▽

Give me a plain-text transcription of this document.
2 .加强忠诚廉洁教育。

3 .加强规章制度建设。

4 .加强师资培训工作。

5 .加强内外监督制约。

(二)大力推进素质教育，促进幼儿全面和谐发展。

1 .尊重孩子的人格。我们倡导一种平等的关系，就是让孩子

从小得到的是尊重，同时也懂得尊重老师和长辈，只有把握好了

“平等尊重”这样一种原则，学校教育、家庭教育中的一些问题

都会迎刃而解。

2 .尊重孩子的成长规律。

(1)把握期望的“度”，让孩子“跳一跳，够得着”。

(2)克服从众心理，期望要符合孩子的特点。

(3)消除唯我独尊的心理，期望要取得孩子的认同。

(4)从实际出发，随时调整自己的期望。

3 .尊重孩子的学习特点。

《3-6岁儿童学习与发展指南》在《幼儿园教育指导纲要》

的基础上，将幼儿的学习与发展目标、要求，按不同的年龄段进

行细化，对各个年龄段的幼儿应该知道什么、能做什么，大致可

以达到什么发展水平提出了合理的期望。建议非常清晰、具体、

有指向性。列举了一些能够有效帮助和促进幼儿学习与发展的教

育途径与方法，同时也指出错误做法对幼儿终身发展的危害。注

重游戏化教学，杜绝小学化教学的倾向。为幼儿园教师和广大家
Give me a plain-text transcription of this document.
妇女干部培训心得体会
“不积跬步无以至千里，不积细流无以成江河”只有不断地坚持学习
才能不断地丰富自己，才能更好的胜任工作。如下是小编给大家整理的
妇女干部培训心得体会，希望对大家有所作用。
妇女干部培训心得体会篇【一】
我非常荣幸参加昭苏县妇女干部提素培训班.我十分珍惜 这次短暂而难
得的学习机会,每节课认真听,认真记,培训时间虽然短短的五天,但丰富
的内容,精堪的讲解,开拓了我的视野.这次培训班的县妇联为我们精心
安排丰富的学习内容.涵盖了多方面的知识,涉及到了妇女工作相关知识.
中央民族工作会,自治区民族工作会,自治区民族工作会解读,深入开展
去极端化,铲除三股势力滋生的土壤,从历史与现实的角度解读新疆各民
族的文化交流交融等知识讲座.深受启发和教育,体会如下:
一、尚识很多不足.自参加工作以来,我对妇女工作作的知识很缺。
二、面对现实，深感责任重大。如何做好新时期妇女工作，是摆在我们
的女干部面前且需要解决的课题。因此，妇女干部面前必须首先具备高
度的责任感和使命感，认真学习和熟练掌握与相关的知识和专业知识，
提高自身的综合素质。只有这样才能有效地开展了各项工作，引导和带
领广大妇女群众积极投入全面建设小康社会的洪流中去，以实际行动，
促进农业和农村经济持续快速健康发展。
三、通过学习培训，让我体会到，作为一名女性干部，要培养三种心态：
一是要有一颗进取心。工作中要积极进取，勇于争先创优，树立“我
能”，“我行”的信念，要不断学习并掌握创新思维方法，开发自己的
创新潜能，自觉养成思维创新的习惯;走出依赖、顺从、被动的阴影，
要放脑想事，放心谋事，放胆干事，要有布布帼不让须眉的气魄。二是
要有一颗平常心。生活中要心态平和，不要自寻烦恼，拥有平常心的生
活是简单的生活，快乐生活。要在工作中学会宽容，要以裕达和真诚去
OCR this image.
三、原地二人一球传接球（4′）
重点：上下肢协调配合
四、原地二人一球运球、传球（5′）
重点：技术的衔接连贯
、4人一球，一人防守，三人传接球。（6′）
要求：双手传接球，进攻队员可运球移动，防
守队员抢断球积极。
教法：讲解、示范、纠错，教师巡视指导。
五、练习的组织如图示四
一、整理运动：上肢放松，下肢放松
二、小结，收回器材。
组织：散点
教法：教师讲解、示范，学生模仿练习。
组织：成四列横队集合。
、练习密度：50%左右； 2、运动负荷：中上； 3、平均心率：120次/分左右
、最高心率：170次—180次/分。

△

◆ **Task objective**: From the first line to the last, please quote the material above exactly.

◆ **Response for this exercise**:
Give me a plain-text transcription of this document.
2 .加强忠诚廉洁教育。

3 .加强规章制度建设。

4 .加强师资培训工作。

5 .加强内外监督制约。

(二)大力推进素质教育，促进幼儿全面和谐发展。

1 .尊重孩子的人格。我们倡导一种平等的关系，就是让孩子

从小得到的是尊重，同时也懂得尊重老师和长辈，只有把握好了

“平等尊重”这样一种原则，学校教育、家庭教育中的一些问题

都会迎刃而解。

2 .尊重孩子的成长规律。

(1)把握期望的“度”，让孩子“跳一跳，够得着”。

(2)克服从众心理，期望要符合孩子的特点。

(3)消除唯我独尊的心理，期望要取得孩子的认同。

(4)从实际出发，随时调整自己的期望。

3 .尊重孩子的学习特点。

《3-6岁儿童学习与发展指南》在《幼儿园教育指导纲要》

的基础上，将幼儿的学习与发展目标、要求，按不同的年龄段进

行细化，对各个年龄段的幼儿应该知道什么、能做什么，大致可

以达到什么发展水平提出了合理的期望。建议非常清晰、具体、

有指向性。列举了一些能够有效帮助和促进幼儿学习与发展的教

育途径与方法，同时也指出错误做法对幼儿终身发展的危害。注

重游戏化教学，杜绝小学化教学的倾向。为幼儿园教师和广大家
Give me a plain-text transcription of this document.
妇女干部培训心得体会
“不积跬步无以至千里，不积细流无以成江河”只有不断地坚持学习
才能不断地丰富自己，才能更好的胜任工作。如下是小编给大家整理的
妇女干部培训心得体会，希望对大家有所作用。
妇女干部培训心得体会篇【一】
我非常荣幸参加昭苏县妇女干部提素培训班.我十分珍惜 这次短暂而难
得的学习机会,每节课认真听,认真记,培训时间虽然短短的五天,但丰富
的内容,精堪的讲解,开拓了我的视野.这次培训班的县妇联为我们精心
安排丰富的学习内容.涵盖了多方面的知识,涉及到了妇女工作相关知识.
中央民族工作会,自治区民族工作会,自治区民族工作会解读,深入开展
去极端化,铲除三股势力滋生的土壤,从历史与现实的角度解读新疆各民
族的文化交流交融等知识讲座.深受启发和教育,体会如下:
一、尚识很多不足.自参加工作以来,我对妇女工作作的知识很缺。
二、面对现实，深感责任重大。如何做好新时期妇女工作，是摆在我们
的女干部面前且需要解决的课题。因此，妇女干部面前必须首先具备高
度的责任感和使命感，认真学习和熟练掌握与相关的知识和专业知识，
提高自身的综合素质。只有这样才能有效地开展了各项工作，引导和带
领广大妇女群众积极投入全面建设小康社会的洪流中去，以实际行动，
促进农业和农村经济持续快速健康发展。
三、通过学习培训，让我体会到，作为一名女性干部，要培养三种心态：
一是要有一颗进取心。工作中要积极进取，勇于争先创优，树立“我
能”，“我行”的信念，要不断学习并掌握创新思维方法，开发自己的
创新潜能，自觉养成思维创新的习惯;走出依赖、顺从、被动的阴影，
要放脑想事，放心谋事，放胆干事，要有布布帼不让须眉的气魄。二是
要有一颗平常心。生活中要心态平和，不要自寻烦恼，拥有平常心的生
活是简单的生活，快乐生活。要在工作中学会宽容，要以裕达和真诚去
OCR this image.
三、原地二人一球传接球（4′）
重点：上下肢协调配合
四、原地二人一球运球、传球（5′）
重点：技术的衔接连贯
、4人一球，一人防守，三人传接球。（6′）
要求：双手传接球，进攻队员可运球移动，防
守队员抢断球积极。
教法：讲解、示范、纠错，教师巡视指导。
五、练习的组织如图示四
一、整理运动：上肢放松，下肢放松
二、小结，收回器材。
组织：散点
教法：教师讲解、示范，学生模仿练习。
组织：成四列横队集合。
、练习密度：50%左右； 2、运动负荷：中上； 3、平均心率：120次/分左右
、最高心率：170次—180次/分。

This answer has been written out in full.